___ Exercise material ___

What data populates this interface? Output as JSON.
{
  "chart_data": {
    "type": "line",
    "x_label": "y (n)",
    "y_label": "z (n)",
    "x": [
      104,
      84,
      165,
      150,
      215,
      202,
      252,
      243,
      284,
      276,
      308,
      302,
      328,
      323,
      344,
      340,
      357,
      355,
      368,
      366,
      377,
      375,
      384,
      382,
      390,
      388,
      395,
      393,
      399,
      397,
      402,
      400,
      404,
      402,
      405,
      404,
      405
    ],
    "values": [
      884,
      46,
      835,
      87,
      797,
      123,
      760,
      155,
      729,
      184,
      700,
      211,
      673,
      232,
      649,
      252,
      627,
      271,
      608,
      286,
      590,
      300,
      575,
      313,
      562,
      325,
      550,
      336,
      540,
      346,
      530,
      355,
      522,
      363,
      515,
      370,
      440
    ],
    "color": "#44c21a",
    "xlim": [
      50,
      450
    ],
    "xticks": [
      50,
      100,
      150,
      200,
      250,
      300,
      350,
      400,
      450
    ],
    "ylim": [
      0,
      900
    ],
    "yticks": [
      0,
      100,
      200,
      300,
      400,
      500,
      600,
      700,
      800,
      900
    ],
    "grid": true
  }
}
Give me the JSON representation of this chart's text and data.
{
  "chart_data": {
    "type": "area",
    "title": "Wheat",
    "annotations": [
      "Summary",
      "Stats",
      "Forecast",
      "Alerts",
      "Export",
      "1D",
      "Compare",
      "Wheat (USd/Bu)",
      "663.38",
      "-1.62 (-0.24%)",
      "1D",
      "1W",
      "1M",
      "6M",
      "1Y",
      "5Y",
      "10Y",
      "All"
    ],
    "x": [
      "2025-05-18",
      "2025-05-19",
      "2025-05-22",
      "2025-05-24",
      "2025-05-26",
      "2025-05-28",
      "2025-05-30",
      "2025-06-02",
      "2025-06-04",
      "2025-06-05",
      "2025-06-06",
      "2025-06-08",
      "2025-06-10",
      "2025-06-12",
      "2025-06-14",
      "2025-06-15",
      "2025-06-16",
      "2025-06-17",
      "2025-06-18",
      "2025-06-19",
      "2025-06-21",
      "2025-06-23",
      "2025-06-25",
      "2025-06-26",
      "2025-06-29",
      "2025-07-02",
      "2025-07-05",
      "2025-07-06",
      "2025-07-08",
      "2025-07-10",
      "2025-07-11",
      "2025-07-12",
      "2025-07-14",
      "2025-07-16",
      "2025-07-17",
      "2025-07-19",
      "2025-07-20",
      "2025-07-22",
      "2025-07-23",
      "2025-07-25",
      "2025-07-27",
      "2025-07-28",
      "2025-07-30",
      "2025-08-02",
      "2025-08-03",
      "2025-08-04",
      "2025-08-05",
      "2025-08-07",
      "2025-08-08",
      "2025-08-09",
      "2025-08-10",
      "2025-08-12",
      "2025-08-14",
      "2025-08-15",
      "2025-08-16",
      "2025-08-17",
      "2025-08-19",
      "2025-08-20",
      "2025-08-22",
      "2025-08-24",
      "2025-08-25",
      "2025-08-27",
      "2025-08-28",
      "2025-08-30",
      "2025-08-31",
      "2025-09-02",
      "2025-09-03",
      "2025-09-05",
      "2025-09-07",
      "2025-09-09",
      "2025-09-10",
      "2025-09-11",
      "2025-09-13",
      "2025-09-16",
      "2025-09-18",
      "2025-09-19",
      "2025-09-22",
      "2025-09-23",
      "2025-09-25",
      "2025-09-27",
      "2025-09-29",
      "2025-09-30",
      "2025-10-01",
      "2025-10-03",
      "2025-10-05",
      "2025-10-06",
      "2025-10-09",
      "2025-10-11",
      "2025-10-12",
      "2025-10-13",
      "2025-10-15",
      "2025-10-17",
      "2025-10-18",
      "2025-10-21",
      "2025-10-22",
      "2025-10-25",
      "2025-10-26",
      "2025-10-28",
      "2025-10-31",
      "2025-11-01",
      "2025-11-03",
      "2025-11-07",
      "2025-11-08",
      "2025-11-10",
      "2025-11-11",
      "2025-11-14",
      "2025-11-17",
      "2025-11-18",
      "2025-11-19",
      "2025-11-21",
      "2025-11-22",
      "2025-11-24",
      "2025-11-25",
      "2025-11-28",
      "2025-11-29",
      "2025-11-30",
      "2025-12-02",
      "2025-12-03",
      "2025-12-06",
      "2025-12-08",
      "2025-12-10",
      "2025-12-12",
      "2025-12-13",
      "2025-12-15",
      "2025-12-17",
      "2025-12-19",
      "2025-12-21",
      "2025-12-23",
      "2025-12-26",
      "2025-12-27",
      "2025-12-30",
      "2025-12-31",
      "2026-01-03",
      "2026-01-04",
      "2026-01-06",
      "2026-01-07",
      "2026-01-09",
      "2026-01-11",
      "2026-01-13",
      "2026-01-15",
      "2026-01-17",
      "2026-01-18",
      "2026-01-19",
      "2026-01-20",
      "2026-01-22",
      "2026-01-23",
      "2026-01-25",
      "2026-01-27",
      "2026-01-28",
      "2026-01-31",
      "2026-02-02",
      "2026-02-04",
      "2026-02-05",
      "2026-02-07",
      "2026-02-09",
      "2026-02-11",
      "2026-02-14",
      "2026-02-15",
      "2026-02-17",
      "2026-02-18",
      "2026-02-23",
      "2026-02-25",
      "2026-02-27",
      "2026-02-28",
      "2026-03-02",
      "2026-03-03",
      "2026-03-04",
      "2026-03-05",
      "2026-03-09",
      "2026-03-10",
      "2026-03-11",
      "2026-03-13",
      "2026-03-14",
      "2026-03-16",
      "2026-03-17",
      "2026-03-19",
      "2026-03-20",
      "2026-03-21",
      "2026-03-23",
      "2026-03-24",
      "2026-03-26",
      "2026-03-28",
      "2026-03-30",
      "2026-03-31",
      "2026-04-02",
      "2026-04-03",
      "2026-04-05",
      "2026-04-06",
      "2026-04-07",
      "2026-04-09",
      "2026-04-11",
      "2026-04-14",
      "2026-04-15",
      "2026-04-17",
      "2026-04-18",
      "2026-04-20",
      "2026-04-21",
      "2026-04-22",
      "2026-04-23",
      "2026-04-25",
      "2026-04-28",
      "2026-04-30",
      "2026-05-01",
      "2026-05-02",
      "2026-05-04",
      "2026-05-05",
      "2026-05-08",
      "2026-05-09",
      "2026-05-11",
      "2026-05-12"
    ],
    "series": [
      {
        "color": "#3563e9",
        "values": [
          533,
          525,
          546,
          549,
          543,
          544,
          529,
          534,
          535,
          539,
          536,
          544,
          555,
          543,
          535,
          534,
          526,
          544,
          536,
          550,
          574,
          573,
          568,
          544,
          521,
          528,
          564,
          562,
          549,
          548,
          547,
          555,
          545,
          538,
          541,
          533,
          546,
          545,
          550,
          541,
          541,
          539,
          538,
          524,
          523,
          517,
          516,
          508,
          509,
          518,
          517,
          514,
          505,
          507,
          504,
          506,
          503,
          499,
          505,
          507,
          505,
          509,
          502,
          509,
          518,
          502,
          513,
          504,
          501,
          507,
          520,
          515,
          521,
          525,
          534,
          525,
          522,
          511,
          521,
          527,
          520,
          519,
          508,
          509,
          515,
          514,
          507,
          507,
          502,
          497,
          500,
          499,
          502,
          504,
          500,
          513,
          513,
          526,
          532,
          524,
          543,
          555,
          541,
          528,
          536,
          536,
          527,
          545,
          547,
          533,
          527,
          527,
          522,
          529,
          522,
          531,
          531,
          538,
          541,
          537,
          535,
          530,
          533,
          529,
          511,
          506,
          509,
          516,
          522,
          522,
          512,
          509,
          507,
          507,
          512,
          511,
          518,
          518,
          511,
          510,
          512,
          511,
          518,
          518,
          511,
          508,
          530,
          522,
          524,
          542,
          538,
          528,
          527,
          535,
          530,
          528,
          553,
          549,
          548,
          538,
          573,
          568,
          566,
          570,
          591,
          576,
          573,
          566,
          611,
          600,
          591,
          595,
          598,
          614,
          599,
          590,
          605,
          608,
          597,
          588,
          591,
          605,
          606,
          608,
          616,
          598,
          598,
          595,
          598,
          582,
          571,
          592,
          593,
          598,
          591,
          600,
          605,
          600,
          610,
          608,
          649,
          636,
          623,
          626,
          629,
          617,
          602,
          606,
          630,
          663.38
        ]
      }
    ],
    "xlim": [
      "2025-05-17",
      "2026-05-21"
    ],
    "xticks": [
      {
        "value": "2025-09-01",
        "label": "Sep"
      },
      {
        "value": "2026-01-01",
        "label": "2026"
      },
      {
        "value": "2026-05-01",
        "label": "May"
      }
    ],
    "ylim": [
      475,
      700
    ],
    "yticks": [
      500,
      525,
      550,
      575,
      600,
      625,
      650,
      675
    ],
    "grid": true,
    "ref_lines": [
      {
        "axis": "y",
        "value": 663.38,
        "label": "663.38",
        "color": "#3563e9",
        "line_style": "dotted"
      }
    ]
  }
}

___

What is required ::
Copy all lines from the material that contain "JSON".

Complete output ::
What data populates this interface? Output as JSON.
Give me the JSON representation of this chart's text and data.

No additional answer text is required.